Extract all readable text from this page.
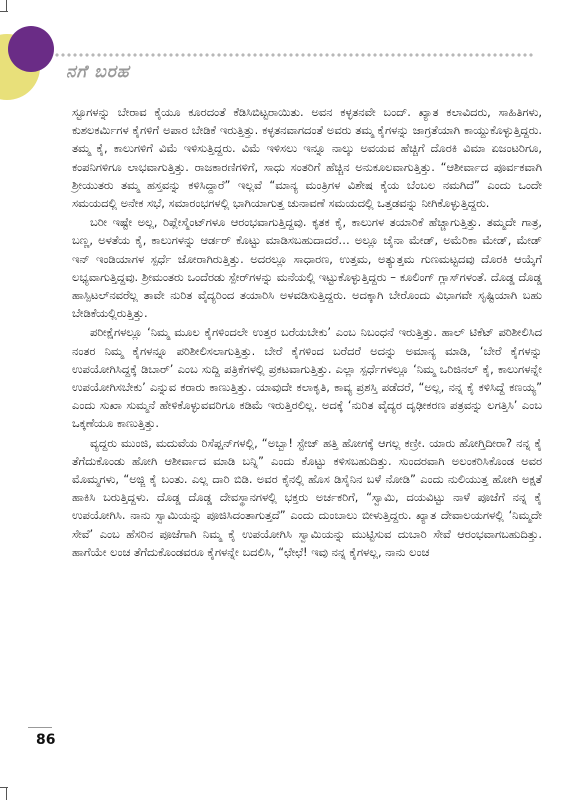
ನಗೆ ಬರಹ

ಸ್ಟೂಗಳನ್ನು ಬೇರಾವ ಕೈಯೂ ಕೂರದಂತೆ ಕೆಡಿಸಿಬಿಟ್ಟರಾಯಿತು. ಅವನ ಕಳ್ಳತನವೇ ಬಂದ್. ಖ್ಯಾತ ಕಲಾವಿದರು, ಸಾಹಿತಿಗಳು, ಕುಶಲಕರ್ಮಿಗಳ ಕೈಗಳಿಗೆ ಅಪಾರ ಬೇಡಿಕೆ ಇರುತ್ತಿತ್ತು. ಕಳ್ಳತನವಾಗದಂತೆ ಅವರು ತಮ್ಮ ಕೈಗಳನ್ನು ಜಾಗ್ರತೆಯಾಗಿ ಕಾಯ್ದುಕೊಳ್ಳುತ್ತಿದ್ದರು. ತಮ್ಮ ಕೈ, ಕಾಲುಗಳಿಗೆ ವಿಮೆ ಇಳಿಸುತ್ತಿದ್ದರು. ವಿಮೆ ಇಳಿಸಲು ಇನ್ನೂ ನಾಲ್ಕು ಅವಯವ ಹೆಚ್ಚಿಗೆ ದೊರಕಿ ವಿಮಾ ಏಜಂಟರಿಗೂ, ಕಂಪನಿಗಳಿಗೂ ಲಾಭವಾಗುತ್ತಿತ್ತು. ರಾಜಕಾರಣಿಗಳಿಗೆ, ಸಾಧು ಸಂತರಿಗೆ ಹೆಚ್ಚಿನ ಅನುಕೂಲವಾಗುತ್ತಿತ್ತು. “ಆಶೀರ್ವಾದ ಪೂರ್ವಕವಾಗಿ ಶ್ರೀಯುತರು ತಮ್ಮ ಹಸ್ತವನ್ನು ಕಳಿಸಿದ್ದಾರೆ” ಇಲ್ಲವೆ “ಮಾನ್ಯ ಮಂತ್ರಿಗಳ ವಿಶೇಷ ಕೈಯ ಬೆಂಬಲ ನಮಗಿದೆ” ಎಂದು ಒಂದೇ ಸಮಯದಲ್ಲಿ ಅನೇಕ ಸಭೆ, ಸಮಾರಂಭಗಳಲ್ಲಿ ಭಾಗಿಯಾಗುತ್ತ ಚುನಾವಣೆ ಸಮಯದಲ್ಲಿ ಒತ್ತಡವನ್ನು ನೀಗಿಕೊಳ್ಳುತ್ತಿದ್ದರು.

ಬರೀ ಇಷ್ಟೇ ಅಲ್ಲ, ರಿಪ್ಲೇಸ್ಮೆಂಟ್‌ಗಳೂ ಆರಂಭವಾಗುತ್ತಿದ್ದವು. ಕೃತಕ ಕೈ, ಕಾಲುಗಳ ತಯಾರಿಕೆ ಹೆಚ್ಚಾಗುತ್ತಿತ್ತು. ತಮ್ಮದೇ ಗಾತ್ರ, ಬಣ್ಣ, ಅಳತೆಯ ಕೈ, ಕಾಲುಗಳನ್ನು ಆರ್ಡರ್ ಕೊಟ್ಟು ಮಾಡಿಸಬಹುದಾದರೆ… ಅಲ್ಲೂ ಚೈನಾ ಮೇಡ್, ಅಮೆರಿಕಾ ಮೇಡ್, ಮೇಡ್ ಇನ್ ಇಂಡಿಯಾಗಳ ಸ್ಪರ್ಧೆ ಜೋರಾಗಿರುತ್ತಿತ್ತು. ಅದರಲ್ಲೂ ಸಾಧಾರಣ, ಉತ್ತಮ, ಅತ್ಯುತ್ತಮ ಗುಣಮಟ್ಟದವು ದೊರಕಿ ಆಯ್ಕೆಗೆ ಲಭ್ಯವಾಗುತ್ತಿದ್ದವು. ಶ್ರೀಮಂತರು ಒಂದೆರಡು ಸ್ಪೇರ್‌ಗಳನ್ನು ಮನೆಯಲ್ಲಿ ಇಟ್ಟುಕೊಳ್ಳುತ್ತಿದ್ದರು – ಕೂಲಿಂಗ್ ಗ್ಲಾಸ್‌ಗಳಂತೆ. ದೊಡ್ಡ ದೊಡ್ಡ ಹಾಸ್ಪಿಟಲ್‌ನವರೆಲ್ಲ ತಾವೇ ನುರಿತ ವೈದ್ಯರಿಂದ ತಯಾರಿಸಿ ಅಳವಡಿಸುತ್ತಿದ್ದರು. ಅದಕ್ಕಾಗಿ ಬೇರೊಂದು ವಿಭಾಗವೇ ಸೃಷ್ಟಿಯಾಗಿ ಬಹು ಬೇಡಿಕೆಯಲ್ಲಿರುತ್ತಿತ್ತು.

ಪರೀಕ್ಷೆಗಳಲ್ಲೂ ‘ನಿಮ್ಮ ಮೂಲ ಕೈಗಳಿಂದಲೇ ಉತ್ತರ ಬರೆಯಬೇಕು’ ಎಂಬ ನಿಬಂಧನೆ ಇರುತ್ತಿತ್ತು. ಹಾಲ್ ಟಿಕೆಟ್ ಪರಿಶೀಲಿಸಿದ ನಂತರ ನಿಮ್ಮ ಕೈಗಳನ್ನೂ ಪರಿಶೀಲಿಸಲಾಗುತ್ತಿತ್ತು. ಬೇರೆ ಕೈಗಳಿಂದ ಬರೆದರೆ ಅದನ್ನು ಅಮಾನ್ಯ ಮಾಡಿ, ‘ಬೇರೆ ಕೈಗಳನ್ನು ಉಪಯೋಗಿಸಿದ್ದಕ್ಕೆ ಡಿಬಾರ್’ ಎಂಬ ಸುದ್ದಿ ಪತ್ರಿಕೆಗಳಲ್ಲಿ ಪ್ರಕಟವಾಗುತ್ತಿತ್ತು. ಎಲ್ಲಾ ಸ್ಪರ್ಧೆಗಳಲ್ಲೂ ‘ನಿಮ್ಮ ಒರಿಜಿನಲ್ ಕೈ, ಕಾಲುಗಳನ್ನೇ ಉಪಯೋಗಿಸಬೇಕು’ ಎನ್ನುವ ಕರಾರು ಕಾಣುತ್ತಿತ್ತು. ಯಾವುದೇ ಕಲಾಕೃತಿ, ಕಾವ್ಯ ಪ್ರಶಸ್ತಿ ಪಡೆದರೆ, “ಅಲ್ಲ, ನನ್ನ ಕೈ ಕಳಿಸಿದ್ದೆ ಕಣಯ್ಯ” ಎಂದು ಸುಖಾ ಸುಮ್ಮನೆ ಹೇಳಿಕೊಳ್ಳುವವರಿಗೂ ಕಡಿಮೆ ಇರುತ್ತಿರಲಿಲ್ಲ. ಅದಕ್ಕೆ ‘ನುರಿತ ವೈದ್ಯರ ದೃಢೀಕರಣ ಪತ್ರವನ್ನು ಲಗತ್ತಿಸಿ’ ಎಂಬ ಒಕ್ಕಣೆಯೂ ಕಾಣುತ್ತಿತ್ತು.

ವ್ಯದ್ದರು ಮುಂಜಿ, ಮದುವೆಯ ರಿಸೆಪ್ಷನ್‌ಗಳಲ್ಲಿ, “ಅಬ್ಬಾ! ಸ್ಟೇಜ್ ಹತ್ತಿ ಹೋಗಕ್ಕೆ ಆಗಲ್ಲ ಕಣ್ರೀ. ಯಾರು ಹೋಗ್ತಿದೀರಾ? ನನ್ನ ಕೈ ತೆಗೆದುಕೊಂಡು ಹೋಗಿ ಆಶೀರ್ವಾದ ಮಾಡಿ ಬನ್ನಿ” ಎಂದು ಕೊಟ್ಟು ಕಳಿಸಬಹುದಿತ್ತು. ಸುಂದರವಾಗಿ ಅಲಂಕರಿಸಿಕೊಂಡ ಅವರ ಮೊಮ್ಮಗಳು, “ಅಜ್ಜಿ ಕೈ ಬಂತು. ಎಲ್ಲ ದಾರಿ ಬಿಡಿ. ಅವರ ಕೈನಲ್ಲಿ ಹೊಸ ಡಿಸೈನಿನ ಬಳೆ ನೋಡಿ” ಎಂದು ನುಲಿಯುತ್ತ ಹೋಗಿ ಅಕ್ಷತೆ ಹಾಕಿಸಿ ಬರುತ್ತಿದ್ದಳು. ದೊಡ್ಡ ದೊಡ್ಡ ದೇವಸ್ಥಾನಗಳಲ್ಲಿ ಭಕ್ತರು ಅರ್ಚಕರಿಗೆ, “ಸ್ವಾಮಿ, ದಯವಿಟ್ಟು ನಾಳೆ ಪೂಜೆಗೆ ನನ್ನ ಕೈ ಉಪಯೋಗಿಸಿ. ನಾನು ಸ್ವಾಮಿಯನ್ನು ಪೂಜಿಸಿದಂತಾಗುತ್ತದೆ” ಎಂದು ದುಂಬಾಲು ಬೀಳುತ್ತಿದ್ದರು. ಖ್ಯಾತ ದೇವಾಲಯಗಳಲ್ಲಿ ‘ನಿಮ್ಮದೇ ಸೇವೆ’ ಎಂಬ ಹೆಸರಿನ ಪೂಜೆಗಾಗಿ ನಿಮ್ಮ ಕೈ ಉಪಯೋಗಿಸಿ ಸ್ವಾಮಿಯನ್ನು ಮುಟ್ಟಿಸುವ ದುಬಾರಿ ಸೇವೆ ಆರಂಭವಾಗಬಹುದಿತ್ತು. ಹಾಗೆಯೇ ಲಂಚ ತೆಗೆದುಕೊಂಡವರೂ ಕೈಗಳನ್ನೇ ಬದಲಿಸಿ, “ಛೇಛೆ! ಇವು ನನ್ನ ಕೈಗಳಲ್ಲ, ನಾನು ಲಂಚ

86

---

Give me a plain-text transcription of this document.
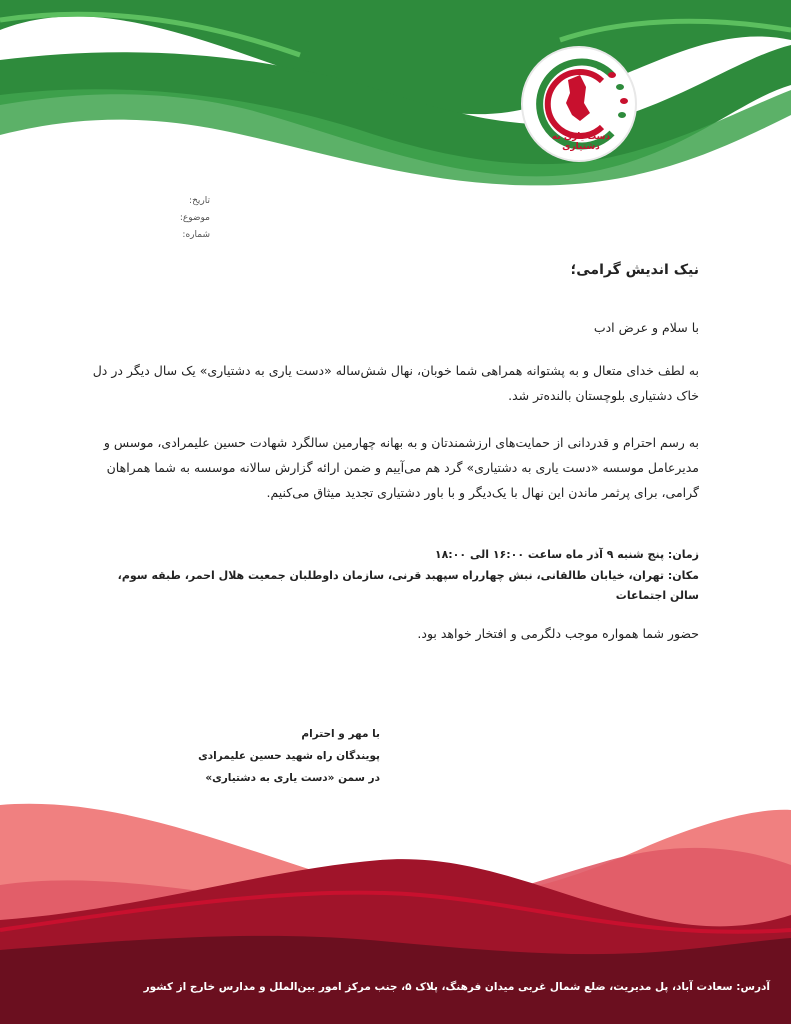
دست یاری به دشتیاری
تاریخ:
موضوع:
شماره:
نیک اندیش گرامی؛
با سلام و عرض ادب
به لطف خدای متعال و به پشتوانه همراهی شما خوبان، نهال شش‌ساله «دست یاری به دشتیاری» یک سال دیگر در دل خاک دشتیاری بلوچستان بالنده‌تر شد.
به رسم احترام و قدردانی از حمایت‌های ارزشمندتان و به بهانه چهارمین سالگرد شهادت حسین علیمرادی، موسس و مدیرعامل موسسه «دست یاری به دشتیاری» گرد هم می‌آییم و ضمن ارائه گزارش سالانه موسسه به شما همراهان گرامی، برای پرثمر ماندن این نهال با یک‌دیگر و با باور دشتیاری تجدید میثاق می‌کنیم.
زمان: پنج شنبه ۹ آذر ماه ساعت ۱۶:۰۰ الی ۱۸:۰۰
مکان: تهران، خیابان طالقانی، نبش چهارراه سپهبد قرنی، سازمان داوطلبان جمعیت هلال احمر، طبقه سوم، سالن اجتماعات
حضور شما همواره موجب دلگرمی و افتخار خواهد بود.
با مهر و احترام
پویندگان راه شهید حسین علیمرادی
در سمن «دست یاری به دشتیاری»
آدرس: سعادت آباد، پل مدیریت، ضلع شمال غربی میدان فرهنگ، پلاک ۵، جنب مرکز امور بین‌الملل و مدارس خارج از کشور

#### [DIRECTIONS FOR THIS TASK]
Show all lines from the records above where the word "احترام" occurs.

#### [THE OUTPUT]
به رسم احترام و قدردانی از حمایت‌های ارزشمندتان و به بهانه چهارمین سالگرد شهادت حسین علیمرادی، موسس و مدیرعامل موسسه «دست یاری به دشتیاری» گرد هم می‌آییم و ضمن ارائه گزارش سالانه موسسه به شما همراهان گرامی، برای پرثمر ماندن این نهال با یک‌دیگر و با باور دشتیاری تجدید میثاق می‌کنیم.
با مهر و احترام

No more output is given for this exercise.